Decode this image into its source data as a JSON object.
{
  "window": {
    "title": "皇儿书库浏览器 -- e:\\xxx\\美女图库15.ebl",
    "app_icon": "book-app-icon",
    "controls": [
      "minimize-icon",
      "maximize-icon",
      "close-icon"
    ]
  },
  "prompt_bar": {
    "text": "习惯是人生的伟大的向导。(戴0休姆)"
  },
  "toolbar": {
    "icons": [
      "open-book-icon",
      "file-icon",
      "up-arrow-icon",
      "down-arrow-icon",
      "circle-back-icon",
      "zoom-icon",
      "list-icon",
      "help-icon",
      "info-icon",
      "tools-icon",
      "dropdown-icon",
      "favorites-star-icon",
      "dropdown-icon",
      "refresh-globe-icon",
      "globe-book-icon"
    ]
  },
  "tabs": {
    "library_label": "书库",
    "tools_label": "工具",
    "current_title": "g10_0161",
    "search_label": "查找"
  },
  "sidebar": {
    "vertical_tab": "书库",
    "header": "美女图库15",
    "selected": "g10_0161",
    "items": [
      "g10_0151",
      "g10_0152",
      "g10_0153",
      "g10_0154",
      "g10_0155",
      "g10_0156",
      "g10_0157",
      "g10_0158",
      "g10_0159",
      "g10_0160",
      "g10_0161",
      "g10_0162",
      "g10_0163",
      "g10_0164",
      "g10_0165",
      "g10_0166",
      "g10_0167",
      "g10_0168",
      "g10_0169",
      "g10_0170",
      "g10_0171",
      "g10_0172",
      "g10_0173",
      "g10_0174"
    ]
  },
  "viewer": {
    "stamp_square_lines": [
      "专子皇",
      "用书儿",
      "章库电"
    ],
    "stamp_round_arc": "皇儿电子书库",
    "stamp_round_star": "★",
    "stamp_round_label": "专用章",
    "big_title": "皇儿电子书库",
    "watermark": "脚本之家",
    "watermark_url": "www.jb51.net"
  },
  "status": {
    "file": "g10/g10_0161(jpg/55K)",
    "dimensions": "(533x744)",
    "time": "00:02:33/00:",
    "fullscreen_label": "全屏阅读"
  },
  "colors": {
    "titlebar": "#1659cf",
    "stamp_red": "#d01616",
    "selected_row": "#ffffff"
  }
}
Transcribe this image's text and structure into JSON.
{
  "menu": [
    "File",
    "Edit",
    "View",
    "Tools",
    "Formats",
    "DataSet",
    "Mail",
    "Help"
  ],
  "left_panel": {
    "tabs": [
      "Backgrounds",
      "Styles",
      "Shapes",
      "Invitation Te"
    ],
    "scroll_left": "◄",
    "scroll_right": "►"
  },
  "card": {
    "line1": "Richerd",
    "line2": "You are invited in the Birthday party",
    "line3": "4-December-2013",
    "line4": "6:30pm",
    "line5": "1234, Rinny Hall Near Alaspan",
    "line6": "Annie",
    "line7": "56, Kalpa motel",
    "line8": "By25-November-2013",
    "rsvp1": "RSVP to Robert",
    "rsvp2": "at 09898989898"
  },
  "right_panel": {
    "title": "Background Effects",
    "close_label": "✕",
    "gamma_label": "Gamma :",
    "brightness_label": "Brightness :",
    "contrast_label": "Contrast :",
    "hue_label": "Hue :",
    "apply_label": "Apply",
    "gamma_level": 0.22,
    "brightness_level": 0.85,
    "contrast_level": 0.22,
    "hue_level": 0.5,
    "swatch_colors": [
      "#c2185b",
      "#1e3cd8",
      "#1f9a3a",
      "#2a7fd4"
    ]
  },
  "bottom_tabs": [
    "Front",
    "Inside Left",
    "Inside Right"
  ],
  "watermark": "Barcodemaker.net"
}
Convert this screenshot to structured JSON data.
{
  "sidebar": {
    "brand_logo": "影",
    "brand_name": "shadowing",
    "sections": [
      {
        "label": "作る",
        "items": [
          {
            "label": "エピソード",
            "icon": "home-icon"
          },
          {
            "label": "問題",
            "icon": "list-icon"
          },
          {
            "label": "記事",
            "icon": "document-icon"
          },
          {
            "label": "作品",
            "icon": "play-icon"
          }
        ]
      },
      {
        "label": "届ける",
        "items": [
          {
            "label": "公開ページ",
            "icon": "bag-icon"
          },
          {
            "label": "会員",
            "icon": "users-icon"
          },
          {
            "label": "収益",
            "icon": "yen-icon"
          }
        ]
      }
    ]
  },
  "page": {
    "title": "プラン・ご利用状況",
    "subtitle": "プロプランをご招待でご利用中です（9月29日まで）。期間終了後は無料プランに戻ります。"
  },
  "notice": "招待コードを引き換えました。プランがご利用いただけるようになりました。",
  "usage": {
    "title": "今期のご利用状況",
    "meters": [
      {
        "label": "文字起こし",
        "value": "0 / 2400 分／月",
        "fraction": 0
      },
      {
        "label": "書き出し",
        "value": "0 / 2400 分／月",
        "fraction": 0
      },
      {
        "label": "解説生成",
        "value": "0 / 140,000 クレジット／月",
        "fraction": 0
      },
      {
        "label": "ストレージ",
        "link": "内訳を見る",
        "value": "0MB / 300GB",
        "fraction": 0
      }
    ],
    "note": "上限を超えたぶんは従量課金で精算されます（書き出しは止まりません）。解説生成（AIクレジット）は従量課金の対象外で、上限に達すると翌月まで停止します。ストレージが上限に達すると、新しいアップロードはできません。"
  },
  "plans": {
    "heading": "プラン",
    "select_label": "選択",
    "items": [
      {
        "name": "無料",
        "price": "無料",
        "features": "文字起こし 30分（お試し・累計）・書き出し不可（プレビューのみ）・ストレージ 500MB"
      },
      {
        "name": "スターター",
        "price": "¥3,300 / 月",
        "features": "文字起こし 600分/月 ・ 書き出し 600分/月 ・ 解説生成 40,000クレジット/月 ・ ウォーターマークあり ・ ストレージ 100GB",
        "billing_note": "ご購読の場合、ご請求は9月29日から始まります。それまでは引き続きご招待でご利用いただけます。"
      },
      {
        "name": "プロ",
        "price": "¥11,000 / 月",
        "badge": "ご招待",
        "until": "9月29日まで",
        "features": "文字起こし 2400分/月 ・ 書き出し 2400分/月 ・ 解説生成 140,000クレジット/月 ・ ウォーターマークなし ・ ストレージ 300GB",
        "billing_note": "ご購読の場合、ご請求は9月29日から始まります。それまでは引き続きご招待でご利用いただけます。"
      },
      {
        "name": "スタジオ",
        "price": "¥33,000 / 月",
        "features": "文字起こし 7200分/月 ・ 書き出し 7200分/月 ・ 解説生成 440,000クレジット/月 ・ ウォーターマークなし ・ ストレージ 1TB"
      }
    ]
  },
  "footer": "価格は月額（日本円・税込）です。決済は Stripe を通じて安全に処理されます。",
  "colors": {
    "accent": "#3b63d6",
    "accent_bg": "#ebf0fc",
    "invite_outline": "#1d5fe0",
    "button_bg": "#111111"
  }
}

#### Job
Write down every line of the data above that includes the string "into".

#### Complete response
Decode this image into its source data as a JSON object.
Transcribe this image's text and structure into JSON.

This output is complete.